*Source passage:*
──────────────────────────────
PubChem18 (used in the paper)

For the PubChem dataset used in the paper run the following commands, which downloads, unzips and deletes the zip-file:

wget -N -r https://cloud.ml.jku.at/s/2ybfLRXWSYb4DZN/download -O pubchem18.zip
unzip pubchem18.zip; rm pubchem18.zip

PubChem23 / up-to-date PubChem

To setup the PubChem pretraining dataset with the latest version call:

python clamp/dataset/prep_pubchem.py --data_dir=./data/pubchem23/

This downloads the PubChem-database and preprocesses it. You may manually delete the raw PubChem Folder (data_dir/ftp.ncbi.nlm.nih.gov) after running this command. Get some coffee, this will take quite some time ;)

For reproducibility, data is also available through

wget -N -r https://cloud.ml.jku.at/s/fi83oGMN2KTbsNQ/download -O pubchem23.zip
unzip pubchem23.zip
rm pubchem23.zip

Satistics

PubChem23 (2023-02) PubChem18 PubChem HTS FSMOL (v1)
──────────────────────────────
*Raw data:*
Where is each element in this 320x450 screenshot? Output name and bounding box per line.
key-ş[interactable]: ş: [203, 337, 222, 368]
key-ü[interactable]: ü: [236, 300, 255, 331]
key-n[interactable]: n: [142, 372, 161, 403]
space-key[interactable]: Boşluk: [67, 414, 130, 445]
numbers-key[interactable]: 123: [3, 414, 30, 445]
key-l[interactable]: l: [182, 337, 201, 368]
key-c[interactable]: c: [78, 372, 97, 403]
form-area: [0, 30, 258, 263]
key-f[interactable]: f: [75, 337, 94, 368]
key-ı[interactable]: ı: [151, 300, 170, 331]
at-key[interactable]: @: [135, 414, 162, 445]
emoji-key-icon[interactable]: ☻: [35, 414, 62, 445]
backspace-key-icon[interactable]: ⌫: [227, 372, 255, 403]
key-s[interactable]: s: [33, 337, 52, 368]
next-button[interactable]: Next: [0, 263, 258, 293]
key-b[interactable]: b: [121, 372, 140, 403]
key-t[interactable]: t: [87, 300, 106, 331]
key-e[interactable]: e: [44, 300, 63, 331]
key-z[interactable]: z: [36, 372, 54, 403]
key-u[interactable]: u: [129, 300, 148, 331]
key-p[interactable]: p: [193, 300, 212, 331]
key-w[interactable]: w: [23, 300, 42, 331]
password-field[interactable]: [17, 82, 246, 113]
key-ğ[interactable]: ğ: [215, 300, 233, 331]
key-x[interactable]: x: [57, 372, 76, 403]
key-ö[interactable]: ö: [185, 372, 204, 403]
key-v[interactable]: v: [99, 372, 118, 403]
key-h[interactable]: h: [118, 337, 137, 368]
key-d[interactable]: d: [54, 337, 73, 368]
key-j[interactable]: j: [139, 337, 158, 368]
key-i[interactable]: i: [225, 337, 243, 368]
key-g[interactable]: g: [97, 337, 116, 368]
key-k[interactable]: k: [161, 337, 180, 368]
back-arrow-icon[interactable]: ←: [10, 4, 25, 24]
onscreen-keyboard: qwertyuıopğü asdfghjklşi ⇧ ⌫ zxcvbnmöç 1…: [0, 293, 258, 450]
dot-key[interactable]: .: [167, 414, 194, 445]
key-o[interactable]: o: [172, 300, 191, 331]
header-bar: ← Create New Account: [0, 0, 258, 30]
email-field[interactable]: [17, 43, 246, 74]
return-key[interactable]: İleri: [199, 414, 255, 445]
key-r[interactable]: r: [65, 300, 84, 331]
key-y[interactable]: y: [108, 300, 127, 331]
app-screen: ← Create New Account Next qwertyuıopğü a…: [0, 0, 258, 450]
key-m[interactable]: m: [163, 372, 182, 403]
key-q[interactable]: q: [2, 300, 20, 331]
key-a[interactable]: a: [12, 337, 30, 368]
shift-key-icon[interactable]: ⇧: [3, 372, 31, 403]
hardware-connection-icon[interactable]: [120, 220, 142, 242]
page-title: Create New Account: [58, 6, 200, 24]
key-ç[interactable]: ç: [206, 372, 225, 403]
──────────────────────────────
*Tasks to perform:*
a. Reproduce the stretch of the PubChem dataset setup text from "PubChem23 / up-to-date" through "some time ;)".
b. In the PubChem dataset setup text, which folder does it say you may delete by hand after running the preprocessing command?
c. Carry the PubChem dataset setup text further, starting after its final line.

*Answers to each task:*
a.
PubChem23 / up-to-date PubChem

To setup the PubChem pretraining dataset with the latest version call:

python clamp/dataset/prep_pubchem.py --data_dir=./data/pubchem23/

This downloads the PubChem-database and preprocesses it. You may manually delete the raw PubChem Folder (data_dir/ftp.ncbi.nlm.nih.gov) after running this command. Get some coffee, this will take quite some time ;)

b. The raw PubChem folder (data_dir/ftp.ncbi.nlm.nih.gov).

c.
# measurements 245,234,081 223,219,241 143,886,653 501,366
# compounds 3,475,417 2,120,811 715,231 240,465
# assays 521,603 21,002 582 5,135
Mean # compounds / assay 462.69 10,628.48 247,227.93 96.32
Median # compounds / assay 2.00 35.00 304,804.00 46.00
% active 2.58 1.51 0.70 46.48
Mean % active per assay 80.57 79.46 1.04 47.17
Median % active per assay 100.00 100.00 0.42 48.84
Source PubChem 2023 PubChem 2018 PubChem 2018 ChEMBL27
% of assays with only one class 95.54 74.54 1.37 0.00
% density 0.01 0.50 34.57 0.04

Compound and Assay Encodings

To compute the compound encodings as input for your model run

python clamp/dataset/encode_compound.py \
--compounds=./data/pubchem23/compound_names.parquet \
--compound2smiles=./data/pubchem23/compound_smiles.parquet \
--fp_type=morganc+rdkc --fp_size=8096

To compute the assay encodings as input for your model run

python clamp/dataset/encode_assay.py --encoding=clip

or use --encoding=lsa.